What is asked:
Copy out every one of the following lines word for word, with no changes.

** Begin Data provided **

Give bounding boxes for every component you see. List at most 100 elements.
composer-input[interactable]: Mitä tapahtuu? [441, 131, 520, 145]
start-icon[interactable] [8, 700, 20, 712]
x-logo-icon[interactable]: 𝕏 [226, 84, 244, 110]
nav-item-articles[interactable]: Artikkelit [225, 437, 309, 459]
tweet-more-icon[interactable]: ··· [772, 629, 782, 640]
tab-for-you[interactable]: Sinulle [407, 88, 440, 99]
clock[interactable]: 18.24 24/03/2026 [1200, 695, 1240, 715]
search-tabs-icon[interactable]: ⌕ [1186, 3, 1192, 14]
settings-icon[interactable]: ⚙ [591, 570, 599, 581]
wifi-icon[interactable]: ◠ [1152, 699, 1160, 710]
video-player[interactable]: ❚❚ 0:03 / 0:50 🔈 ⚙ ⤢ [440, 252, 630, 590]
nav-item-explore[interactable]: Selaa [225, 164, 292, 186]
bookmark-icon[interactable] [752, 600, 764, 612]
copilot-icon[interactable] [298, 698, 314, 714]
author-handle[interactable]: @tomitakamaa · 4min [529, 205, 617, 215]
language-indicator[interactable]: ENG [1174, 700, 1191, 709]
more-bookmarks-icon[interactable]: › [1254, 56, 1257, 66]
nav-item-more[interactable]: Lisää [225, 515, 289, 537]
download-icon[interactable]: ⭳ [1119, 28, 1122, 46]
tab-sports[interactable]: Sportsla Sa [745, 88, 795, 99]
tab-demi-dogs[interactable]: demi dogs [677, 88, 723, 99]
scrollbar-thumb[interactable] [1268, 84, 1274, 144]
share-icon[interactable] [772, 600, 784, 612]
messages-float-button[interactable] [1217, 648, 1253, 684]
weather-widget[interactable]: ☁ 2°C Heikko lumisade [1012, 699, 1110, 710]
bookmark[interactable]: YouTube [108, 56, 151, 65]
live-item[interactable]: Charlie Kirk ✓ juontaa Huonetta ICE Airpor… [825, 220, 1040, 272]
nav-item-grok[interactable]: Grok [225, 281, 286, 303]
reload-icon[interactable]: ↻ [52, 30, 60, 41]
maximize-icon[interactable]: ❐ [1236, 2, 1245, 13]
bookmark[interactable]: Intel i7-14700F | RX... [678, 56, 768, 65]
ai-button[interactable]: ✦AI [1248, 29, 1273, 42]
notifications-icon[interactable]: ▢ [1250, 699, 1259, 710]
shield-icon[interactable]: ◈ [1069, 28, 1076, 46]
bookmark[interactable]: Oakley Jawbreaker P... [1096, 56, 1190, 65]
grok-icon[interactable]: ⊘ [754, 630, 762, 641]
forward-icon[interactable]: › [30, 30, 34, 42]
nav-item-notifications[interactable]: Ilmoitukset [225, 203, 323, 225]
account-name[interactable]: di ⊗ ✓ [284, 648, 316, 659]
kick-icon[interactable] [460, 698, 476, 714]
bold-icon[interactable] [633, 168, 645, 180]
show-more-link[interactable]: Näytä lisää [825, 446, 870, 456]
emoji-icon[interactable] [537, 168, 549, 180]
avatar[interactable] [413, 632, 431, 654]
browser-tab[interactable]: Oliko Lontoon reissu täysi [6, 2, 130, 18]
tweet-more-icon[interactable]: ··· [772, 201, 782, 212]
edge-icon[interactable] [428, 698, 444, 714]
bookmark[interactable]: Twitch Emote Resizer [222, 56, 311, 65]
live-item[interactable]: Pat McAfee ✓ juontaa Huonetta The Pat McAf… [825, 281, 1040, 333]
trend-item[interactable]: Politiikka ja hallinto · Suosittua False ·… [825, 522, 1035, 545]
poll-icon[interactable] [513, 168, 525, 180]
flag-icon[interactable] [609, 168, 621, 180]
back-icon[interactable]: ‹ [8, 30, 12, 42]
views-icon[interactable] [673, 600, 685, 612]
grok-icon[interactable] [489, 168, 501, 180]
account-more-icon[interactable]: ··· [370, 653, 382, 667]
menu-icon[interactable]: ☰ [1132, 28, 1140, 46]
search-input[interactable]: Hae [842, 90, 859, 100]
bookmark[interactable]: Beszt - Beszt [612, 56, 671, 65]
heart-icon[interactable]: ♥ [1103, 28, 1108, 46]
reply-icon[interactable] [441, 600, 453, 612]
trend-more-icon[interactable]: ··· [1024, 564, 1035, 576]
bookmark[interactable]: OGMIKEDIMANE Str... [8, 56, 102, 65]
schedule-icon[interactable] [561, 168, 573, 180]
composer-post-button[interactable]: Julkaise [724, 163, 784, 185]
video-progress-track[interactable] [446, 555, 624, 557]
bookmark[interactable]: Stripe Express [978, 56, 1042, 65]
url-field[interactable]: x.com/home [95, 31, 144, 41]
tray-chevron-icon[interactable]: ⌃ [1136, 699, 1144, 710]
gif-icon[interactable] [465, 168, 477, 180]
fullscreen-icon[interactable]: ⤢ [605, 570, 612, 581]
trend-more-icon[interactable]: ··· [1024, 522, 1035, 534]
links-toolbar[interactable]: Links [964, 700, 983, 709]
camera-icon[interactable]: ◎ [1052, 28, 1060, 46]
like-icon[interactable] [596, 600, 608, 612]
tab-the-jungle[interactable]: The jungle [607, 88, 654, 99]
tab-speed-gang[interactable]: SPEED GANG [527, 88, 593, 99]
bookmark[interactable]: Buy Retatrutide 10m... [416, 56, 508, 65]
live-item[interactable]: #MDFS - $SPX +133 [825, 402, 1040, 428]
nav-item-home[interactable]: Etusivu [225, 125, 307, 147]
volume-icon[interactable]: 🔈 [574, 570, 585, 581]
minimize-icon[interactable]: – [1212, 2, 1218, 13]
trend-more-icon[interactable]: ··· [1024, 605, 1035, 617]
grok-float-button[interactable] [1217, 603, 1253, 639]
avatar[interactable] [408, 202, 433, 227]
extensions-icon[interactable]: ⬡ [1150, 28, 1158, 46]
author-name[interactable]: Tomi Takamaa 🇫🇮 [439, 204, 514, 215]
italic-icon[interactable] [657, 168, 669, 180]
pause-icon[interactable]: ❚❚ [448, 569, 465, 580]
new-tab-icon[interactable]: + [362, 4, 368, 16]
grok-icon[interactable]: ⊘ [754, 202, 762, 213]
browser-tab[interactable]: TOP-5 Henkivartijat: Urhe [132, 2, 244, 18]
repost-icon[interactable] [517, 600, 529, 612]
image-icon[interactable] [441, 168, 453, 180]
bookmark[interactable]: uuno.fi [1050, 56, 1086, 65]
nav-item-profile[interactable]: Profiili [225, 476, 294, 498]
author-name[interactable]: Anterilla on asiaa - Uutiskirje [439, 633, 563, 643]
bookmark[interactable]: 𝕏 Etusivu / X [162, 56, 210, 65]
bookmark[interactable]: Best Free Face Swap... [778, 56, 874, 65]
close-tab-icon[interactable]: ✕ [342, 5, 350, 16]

** End Data provided **

Written response:
Give bounding boxes for every component you see. List at most 100 elements.
composer-input[interactable]: Mitä tapahtuu? [441, 131, 520, 145]
start-icon[interactable] [8, 700, 20, 712]
x-logo-icon[interactable]: 𝕏 [226, 84, 244, 110]
nav-item-articles[interactable]: Artikkelit [225, 437, 309, 459]
tweet-more-icon[interactable]: ··· [772, 629, 782, 640]
tab-for-you[interactable]: Sinulle [407, 88, 440, 99]
clock[interactable]: 18.24 24/03/2026 [1200, 695, 1240, 715]
search-tabs-icon[interactable]: ⌕ [1186, 3, 1192, 14]
settings-icon[interactable]: ⚙ [591, 570, 599, 581]
wifi-icon[interactable]: ◠ [1152, 699, 1160, 710]
video-player[interactable]: ❚❚ 0:03 / 0:50 🔈 ⚙ ⤢ [440, 252, 630, 590]
nav-item-explore[interactable]: Selaa [225, 164, 292, 186]
bookmark-icon[interactable] [752, 600, 764, 612]
copilot-icon[interactable] [298, 698, 314, 714]
author-handle[interactable]: @tomitakamaa · 4min [529, 205, 617, 215]
language-indicator[interactable]: ENG [1174, 700, 1191, 709]
more-bookmarks-icon[interactable]: › [1254, 56, 1257, 66]
nav-item-more[interactable]: Lisää [225, 515, 289, 537]
download-icon[interactable]: ⭳ [1119, 28, 1122, 46]
tab-sports[interactable]: Sportsla Sa [745, 88, 795, 99]
tab-demi-dogs[interactable]: demi dogs [677, 88, 723, 99]
scrollbar-thumb[interactable] [1268, 84, 1274, 144]
share-icon[interactable] [772, 600, 784, 612]
messages-float-button[interactable] [1217, 648, 1253, 684]
weather-widget[interactable]: ☁ 2°C Heikko lumisade [1012, 699, 1110, 710]
bookmark[interactable]: YouTube [108, 56, 151, 65]
live-item[interactable]: Charlie Kirk ✓ juontaa Huonetta ICE Airpor… [825, 220, 1040, 272]
nav-item-grok[interactable]: Grok [225, 281, 286, 303]
reload-icon[interactable]: ↻ [52, 30, 60, 41]
maximize-icon[interactable]: ❐ [1236, 2, 1245, 13]
bookmark[interactable]: Intel i7-14700F | RX... [678, 56, 768, 65]
ai-button[interactable]: ✦AI [1248, 29, 1273, 42]
notifications-icon[interactable]: ▢ [1250, 699, 1259, 710]
shield-icon[interactable]: ◈ [1069, 28, 1076, 46]
bookmark[interactable]: Oakley Jawbreaker P... [1096, 56, 1190, 65]
grok-icon[interactable]: ⊘ [754, 630, 762, 641]
forward-icon[interactable]: › [30, 30, 34, 42]
nav-item-notifications[interactable]: Ilmoitukset [225, 203, 323, 225]
account-name[interactable]: di ⊗ ✓ [284, 648, 316, 659]
kick-icon[interactable] [460, 698, 476, 714]
bold-icon[interactable] [633, 168, 645, 180]
show-more-link[interactable]: Näytä lisää [825, 446, 870, 456]
emoji-icon[interactable] [537, 168, 549, 180]
avatar[interactable] [413, 632, 431, 654]
browser-tab[interactable]: Oliko Lontoon reissu täysi [6, 2, 130, 18]
tweet-more-icon[interactable]: ··· [772, 201, 782, 212]
edge-icon[interactable] [428, 698, 444, 714]
bookmark[interactable]: Twitch Emote Resizer [222, 56, 311, 65]
live-item[interactable]: Pat McAfee ✓ juontaa Huonetta The Pat McAf… [825, 281, 1040, 333]
trend-item[interactable]: Politiikka ja hallinto · Suosittua False ·… [825, 522, 1035, 545]
poll-icon[interactable] [513, 168, 525, 180]
flag-icon[interactable] [609, 168, 621, 180]
back-icon[interactable]: ‹ [8, 30, 12, 42]
views-icon[interactable] [673, 600, 685, 612]
grok-icon[interactable] [489, 168, 501, 180]
account-more-icon[interactable]: ··· [370, 653, 382, 667]
menu-icon[interactable]: ☰ [1132, 28, 1140, 46]
search-input[interactable]: Hae [842, 90, 859, 100]
bookmark[interactable]: Beszt - Beszt [612, 56, 671, 65]
heart-icon[interactable]: ♥ [1103, 28, 1108, 46]
reply-icon[interactable] [441, 600, 453, 612]
trend-more-icon[interactable]: ··· [1024, 564, 1035, 576]
bookmark[interactable]: OGMIKEDIMANE Str... [8, 56, 102, 65]
schedule-icon[interactable] [561, 168, 573, 180]
composer-post-button[interactable]: Julkaise [724, 163, 784, 185]
video-progress-track[interactable] [446, 555, 624, 557]
bookmark[interactable]: Stripe Express [978, 56, 1042, 65]
url-field[interactable]: x.com/home [95, 31, 144, 41]
tray-chevron-icon[interactable]: ⌃ [1136, 699, 1144, 710]
gif-icon[interactable] [465, 168, 477, 180]
fullscreen-icon[interactable]: ⤢ [605, 570, 612, 581]
trend-more-icon[interactable]: ··· [1024, 522, 1035, 534]
links-toolbar[interactable]: Links [964, 700, 983, 709]
camera-icon[interactable]: ◎ [1052, 28, 1060, 46]
like-icon[interactable] [596, 600, 608, 612]
tab-the-jungle[interactable]: The jungle [607, 88, 654, 99]
tab-speed-gang[interactable]: SPEED GANG [527, 88, 593, 99]
bookmark[interactable]: Buy Retatrutide 10m... [416, 56, 508, 65]
live-item[interactable]: #MDFS - $SPX +133 [825, 402, 1040, 428]
nav-item-home[interactable]: Etusivu [225, 125, 307, 147]
volume-icon[interactable]: 🔈 [574, 570, 585, 581]
minimize-icon[interactable]: – [1212, 2, 1218, 13]
trend-more-icon[interactable]: ··· [1024, 605, 1035, 617]
grok-float-button[interactable] [1217, 603, 1253, 639]
avatar[interactable] [408, 202, 433, 227]
extensions-icon[interactable]: ⬡ [1150, 28, 1158, 46]
author-name[interactable]: Tomi Takamaa 🇫🇮 [439, 204, 514, 215]
italic-icon[interactable] [657, 168, 669, 180]
pause-icon[interactable]: ❚❚ [448, 569, 465, 580]
new-tab-icon[interactable]: + [362, 4, 368, 16]
grok-icon[interactable]: ⊘ [754, 202, 762, 213]
browser-tab[interactable]: TOP-5 Henkivartijat: Urhe [132, 2, 244, 18]
repost-icon[interactable] [517, 600, 529, 612]
image-icon[interactable] [441, 168, 453, 180]
bookmark[interactable]: uuno.fi [1050, 56, 1086, 65]
nav-item-profile[interactable]: Profiili [225, 476, 294, 498]
author-name[interactable]: Anterilla on asiaa - Uutiskirje [439, 633, 563, 643]
bookmark[interactable]: 𝕏 Etusivu / X [162, 56, 210, 65]
bookmark[interactable]: Best Free Face Swap... [778, 56, 874, 65]
close-tab-icon[interactable]: ✕ [342, 5, 350, 16]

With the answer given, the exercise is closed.